What you need to do
Below is some material; transcribe all of it exactly.

───── Records for processing

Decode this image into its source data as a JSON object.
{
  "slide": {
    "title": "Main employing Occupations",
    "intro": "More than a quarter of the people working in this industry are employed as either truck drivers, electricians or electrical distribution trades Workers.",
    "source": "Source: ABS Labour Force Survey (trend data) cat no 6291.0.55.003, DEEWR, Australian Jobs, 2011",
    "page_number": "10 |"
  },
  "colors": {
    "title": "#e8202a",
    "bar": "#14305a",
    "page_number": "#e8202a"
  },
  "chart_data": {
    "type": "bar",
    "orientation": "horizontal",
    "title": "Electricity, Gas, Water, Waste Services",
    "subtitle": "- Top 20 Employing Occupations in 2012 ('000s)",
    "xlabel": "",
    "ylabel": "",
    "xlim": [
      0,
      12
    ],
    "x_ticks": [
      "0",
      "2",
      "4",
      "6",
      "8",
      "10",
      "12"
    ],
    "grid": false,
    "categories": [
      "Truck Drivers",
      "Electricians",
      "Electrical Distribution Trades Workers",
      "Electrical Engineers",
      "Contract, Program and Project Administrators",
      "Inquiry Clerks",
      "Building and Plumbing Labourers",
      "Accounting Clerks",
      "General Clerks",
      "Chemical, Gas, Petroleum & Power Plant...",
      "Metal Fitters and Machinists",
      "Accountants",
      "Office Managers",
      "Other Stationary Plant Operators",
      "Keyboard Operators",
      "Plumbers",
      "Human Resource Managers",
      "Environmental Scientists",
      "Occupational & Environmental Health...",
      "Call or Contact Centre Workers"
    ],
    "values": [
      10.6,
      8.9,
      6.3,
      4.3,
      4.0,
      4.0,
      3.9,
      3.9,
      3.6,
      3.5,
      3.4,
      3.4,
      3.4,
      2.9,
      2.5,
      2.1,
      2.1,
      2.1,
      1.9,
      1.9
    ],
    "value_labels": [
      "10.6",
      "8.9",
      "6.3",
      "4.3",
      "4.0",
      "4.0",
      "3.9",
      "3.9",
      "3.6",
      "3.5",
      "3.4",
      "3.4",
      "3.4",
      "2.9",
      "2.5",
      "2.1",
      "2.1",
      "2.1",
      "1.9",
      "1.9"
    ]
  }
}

──────────

Output of the exercise
Decode this image into its source data as a JSON object.
{
  "slide": {
    "title": "Main employing Occupations",
    "intro": "More than a quarter of the people working in this industry are employed as either truck drivers, electricians or electrical distribution trades Workers.",
    "source": "Source: ABS Labour Force Survey (trend data) cat no 6291.0.55.003, DEEWR, Australian Jobs, 2011",
    "page_number": "10 |"
  },
  "colors": {
    "title": "#e8202a",
    "bar": "#14305a",
    "page_number": "#e8202a"
  },
  "chart_data": {
    "type": "bar",
    "orientation": "horizontal",
    "title": "Electricity, Gas, Water, Waste Services",
    "subtitle": "- Top 20 Employing Occupations in 2012 ('000s)",
    "xlabel": "",
    "ylabel": "",
    "xlim": [
      0,
      12
    ],
    "x_ticks": [
      "0",
      "2",
      "4",
      "6",
      "8",
      "10",
      "12"
    ],
    "grid": false,
    "categories": [
      "Truck Drivers",
      "Electricians",
      "Electrical Distribution Trades Workers",
      "Electrical Engineers",
      "Contract, Program and Project Administrators",
      "Inquiry Clerks",
      "Building and Plumbing Labourers",
      "Accounting Clerks",
      "General Clerks",
      "Chemical, Gas, Petroleum & Power Plant...",
      "Metal Fitters and Machinists",
      "Accountants",
      "Office Managers",
      "Other Stationary Plant Operators",
      "Keyboard Operators",
      "Plumbers",
      "Human Resource Managers",
      "Environmental Scientists",
      "Occupational & Environmental Health...",
      "Call or Contact Centre Workers"
    ],
    "values": [
      10.6,
      8.9,
      6.3,
      4.3,
      4.0,
      4.0,
      3.9,
      3.9,
      3.6,
      3.5,
      3.4,
      3.4,
      3.4,
      2.9,
      2.5,
      2.1,
      2.1,
      2.1,
      1.9,
      1.9
    ],
    "value_labels": [
      "10.6",
      "8.9",
      "6.3",
      "4.3",
      "4.0",
      "4.0",
      "3.9",
      "3.9",
      "3.6",
      "3.5",
      "3.4",
      "3.4",
      "3.4",
      "2.9",
      "2.5",
      "2.1",
      "2.1",
      "2.1",
      "1.9",
      "1.9"
    ]
  }
}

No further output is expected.